WHAT IS ASKED =
Set down the material once more, exactly as it appears.
** Start **
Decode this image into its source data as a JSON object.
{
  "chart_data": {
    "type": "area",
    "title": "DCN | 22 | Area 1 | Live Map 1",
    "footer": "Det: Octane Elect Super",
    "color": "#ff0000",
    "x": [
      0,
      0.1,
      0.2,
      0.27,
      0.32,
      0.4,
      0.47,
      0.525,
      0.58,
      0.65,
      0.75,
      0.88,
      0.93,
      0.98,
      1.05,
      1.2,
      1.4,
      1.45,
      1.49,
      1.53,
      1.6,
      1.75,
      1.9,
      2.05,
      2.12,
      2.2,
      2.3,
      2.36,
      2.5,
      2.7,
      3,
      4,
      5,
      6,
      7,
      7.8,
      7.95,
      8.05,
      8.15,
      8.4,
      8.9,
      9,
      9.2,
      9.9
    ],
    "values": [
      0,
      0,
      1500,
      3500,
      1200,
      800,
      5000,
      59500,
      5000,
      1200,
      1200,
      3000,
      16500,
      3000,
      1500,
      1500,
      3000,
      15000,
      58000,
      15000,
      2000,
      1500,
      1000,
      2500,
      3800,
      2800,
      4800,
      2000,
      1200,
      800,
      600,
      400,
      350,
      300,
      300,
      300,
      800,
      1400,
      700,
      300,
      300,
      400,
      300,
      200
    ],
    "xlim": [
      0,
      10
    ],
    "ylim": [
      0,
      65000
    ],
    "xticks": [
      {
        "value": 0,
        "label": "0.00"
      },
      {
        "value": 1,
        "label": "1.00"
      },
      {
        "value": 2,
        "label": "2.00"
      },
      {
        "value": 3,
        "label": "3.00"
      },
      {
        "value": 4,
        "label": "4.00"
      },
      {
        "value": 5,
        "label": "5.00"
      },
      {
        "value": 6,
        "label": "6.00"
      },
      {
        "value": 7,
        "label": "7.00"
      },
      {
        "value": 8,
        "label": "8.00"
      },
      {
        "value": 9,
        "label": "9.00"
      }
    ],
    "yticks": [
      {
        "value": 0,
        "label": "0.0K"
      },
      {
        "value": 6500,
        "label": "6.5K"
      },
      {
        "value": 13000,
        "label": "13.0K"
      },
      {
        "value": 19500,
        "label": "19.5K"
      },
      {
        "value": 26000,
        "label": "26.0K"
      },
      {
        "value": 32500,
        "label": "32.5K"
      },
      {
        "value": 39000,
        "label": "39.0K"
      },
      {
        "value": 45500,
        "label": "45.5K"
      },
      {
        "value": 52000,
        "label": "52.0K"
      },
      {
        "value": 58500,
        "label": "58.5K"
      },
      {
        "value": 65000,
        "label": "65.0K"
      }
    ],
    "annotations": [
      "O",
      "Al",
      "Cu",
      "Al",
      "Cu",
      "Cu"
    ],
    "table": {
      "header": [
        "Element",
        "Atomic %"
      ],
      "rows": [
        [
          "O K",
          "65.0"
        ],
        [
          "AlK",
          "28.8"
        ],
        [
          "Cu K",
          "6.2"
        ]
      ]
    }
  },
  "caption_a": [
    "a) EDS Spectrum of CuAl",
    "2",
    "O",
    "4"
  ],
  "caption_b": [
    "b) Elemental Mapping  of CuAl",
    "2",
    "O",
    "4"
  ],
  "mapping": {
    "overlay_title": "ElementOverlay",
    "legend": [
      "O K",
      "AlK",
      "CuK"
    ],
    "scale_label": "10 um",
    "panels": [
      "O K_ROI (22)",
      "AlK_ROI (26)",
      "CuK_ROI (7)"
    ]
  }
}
** End **
FINISHED ANSWER =
Decode this image into its source data as a JSON object.
{
  "chart_data": {
    "type": "area",
    "title": "DCN | 22 | Area 1 | Live Map 1",
    "footer": "Det: Octane Elect Super",
    "color": "#ff0000",
    "x": [
      0,
      0.1,
      0.2,
      0.27,
      0.32,
      0.4,
      0.47,
      0.525,
      0.58,
      0.65,
      0.75,
      0.88,
      0.93,
      0.98,
      1.05,
      1.2,
      1.4,
      1.45,
      1.49,
      1.53,
      1.6,
      1.75,
      1.9,
      2.05,
      2.12,
      2.2,
      2.3,
      2.36,
      2.5,
      2.7,
      3,
      4,
      5,
      6,
      7,
      7.8,
      7.95,
      8.05,
      8.15,
      8.4,
      8.9,
      9,
      9.2,
      9.9
    ],
    "values": [
      0,
      0,
      1500,
      3500,
      1200,
      800,
      5000,
      59500,
      5000,
      1200,
      1200,
      3000,
      16500,
      3000,
      1500,
      1500,
      3000,
      15000,
      58000,
      15000,
      2000,
      1500,
      1000,
      2500,
      3800,
      2800,
      4800,
      2000,
      1200,
      800,
      600,
      400,
      350,
      300,
      300,
      300,
      800,
      1400,
      700,
      300,
      300,
      400,
      300,
      200
    ],
    "xlim": [
      0,
      10
    ],
    "ylim": [
      0,
      65000
    ],
    "xticks": [
      {
        "value": 0,
        "label": "0.00"
      },
      {
        "value": 1,
        "label": "1.00"
      },
      {
        "value": 2,
        "label": "2.00"
      },
      {
        "value": 3,
        "label": "3.00"
      },
      {
        "value": 4,
        "label": "4.00"
      },
      {
        "value": 5,
        "label": "5.00"
      },
      {
        "value": 6,
        "label": "6.00"
      },
      {
        "value": 7,
        "label": "7.00"
      },
      {
        "value": 8,
        "label": "8.00"
      },
      {
        "value": 9,
        "label": "9.00"
      }
    ],
    "yticks": [
      {
        "value": 0,
        "label": "0.0K"
      },
      {
        "value": 6500,
        "label": "6.5K"
      },
      {
        "value": 13000,
        "label": "13.0K"
      },
      {
        "value": 19500,
        "label": "19.5K"
      },
      {
        "value": 26000,
        "label": "26.0K"
      },
      {
        "value": 32500,
        "label": "32.5K"
      },
      {
        "value": 39000,
        "label": "39.0K"
      },
      {
        "value": 45500,
        "label": "45.5K"
      },
      {
        "value": 52000,
        "label": "52.0K"
      },
      {
        "value": 58500,
        "label": "58.5K"
      },
      {
        "value": 65000,
        "label": "65.0K"
      }
    ],
    "annotations": [
      "O",
      "Al",
      "Cu",
      "Al",
      "Cu",
      "Cu"
    ],
    "table": {
      "header": [
        "Element",
        "Atomic %"
      ],
      "rows": [
        [
          "O K",
          "65.0"
        ],
        [
          "AlK",
          "28.8"
        ],
        [
          "Cu K",
          "6.2"
        ]
      ]
    }
  },
  "caption_a": [
    "a) EDS Spectrum of CuAl",
    "2",
    "O",
    "4"
  ],
  "caption_b": [
    "b) Elemental Mapping  of CuAl",
    "2",
    "O",
    "4"
  ],
  "mapping": {
    "overlay_title": "ElementOverlay",
    "legend": [
      "O K",
      "AlK",
      "CuK"
    ],
    "scale_label": "10 um",
    "panels": [
      "O K_ROI (22)",
      "AlK_ROI (26)",
      "CuK_ROI (7)"
    ]
  }
}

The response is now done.